**** ENTRIES SUPPLIED

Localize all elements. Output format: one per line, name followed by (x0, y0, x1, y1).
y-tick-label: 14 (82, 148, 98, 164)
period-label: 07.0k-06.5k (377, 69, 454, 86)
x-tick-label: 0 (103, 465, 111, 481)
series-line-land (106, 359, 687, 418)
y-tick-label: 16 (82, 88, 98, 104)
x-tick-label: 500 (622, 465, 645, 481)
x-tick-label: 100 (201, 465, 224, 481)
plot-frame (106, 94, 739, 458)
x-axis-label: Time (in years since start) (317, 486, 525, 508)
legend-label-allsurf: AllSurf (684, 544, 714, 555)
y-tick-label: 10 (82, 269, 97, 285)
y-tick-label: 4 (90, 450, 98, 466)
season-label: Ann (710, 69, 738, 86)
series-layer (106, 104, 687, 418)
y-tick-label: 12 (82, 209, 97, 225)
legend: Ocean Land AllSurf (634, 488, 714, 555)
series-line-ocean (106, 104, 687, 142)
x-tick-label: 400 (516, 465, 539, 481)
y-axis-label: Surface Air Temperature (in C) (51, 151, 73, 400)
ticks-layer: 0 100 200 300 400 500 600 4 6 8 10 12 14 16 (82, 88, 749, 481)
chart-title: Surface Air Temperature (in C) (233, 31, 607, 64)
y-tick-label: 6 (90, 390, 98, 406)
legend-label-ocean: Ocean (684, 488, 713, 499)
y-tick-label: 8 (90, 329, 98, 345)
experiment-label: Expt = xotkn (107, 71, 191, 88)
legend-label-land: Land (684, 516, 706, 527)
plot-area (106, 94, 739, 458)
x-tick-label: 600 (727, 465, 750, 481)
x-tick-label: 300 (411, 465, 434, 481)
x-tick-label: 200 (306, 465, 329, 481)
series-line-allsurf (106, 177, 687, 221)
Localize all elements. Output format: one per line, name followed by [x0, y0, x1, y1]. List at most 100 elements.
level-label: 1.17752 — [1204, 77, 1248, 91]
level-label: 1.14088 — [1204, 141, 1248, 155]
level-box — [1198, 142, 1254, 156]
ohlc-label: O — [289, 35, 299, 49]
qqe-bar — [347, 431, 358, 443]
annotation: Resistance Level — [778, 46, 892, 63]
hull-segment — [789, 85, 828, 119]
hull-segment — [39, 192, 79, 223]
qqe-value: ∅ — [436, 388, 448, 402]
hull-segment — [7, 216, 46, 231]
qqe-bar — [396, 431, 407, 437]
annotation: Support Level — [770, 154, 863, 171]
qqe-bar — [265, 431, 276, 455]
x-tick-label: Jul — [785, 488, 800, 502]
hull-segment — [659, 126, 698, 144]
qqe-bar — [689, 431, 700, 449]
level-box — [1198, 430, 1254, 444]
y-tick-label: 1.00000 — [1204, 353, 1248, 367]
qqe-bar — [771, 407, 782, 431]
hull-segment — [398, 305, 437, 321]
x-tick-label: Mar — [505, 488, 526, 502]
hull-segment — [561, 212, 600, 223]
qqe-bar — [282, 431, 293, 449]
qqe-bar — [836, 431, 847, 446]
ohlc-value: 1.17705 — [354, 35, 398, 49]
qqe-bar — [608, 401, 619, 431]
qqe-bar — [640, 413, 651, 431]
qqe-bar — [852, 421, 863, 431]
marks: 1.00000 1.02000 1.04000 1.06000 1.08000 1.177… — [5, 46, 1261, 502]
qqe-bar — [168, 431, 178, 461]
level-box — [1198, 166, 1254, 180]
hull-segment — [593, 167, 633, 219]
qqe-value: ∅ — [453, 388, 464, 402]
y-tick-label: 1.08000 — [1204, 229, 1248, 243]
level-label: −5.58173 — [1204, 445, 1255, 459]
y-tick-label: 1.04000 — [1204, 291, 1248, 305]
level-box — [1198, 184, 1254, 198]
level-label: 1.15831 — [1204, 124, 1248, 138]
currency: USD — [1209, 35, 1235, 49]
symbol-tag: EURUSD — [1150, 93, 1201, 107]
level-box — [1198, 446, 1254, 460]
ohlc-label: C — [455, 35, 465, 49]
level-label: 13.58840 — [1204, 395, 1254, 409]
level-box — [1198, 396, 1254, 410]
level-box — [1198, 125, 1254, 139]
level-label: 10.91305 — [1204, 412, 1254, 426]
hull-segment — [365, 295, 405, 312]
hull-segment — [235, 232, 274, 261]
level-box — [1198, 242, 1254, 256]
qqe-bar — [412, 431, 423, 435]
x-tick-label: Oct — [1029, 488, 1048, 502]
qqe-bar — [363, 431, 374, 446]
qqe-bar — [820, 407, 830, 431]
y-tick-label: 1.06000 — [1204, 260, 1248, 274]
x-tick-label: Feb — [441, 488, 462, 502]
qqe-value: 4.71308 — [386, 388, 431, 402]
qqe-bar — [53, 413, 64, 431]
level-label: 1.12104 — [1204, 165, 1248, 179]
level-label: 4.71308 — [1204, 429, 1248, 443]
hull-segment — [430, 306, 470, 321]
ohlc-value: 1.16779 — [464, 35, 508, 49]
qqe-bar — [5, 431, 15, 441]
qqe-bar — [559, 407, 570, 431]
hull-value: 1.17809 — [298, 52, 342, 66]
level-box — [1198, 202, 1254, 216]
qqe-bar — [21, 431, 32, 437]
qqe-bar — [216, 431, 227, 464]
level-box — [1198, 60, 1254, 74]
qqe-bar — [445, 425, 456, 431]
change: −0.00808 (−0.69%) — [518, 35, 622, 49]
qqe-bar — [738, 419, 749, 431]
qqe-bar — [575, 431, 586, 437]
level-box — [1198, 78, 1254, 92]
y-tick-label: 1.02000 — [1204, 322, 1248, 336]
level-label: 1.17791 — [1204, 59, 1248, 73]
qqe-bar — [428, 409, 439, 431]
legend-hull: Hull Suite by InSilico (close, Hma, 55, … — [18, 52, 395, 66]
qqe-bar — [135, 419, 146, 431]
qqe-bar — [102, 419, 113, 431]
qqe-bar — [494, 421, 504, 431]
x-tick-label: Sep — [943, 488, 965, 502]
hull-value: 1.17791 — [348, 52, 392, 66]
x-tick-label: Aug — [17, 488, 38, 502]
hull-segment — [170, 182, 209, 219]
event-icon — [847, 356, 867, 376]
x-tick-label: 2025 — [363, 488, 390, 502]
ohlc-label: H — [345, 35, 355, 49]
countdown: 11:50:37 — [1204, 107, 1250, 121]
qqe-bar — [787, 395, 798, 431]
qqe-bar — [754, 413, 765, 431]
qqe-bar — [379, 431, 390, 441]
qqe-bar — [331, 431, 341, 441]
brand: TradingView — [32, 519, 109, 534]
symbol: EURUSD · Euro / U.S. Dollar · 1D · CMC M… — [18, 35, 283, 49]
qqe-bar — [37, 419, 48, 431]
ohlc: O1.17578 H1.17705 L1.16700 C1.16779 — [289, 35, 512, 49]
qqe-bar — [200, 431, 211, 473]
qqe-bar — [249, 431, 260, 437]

********

#### BRIEF:
Rewrite the stretch from the start of the records through the line containing "y-tick-label: 8 (90, 329, 98, 345)", replacing "Time" with "Duration" and leaving everything else unchanged.

#### SOLUTION:
Localize all elements. Output format: one per line, name followed by (x0, y0, x1, y1).
y-tick-label: 14 (82, 148, 98, 164)
period-label: 07.0k-06.5k (377, 69, 454, 86)
x-tick-label: 0 (103, 465, 111, 481)
series-line-land (106, 359, 687, 418)
y-tick-label: 16 (82, 88, 98, 104)
x-tick-label: 500 (622, 465, 645, 481)
x-tick-label: 100 (201, 465, 224, 481)
plot-frame (106, 94, 739, 458)
x-axis-label: Duration (in years since start) (317, 486, 525, 508)
legend-label-allsurf: AllSurf (684, 544, 714, 555)
y-tick-label: 10 (82, 269, 97, 285)
y-tick-label: 4 (90, 450, 98, 466)
season-label: Ann (710, 69, 738, 86)
series-layer (106, 104, 687, 418)
y-tick-label: 12 (82, 209, 97, 225)
legend: Ocean Land AllSurf (634, 488, 714, 555)
series-line-ocean (106, 104, 687, 142)
x-tick-label: 400 (516, 465, 539, 481)
y-axis-label: Surface Air Temperature (in C) (51, 151, 73, 400)
ticks-layer: 0 100 200 300 400 500 600 4 6 8 10 12 14 16 (82, 88, 749, 481)
chart-title: Surface Air Temperature (in C) (233, 31, 607, 64)
y-tick-label: 6 (90, 390, 98, 406)
legend-label-ocean: Ocean (684, 488, 713, 499)
y-tick-label: 8 (90, 329, 98, 345)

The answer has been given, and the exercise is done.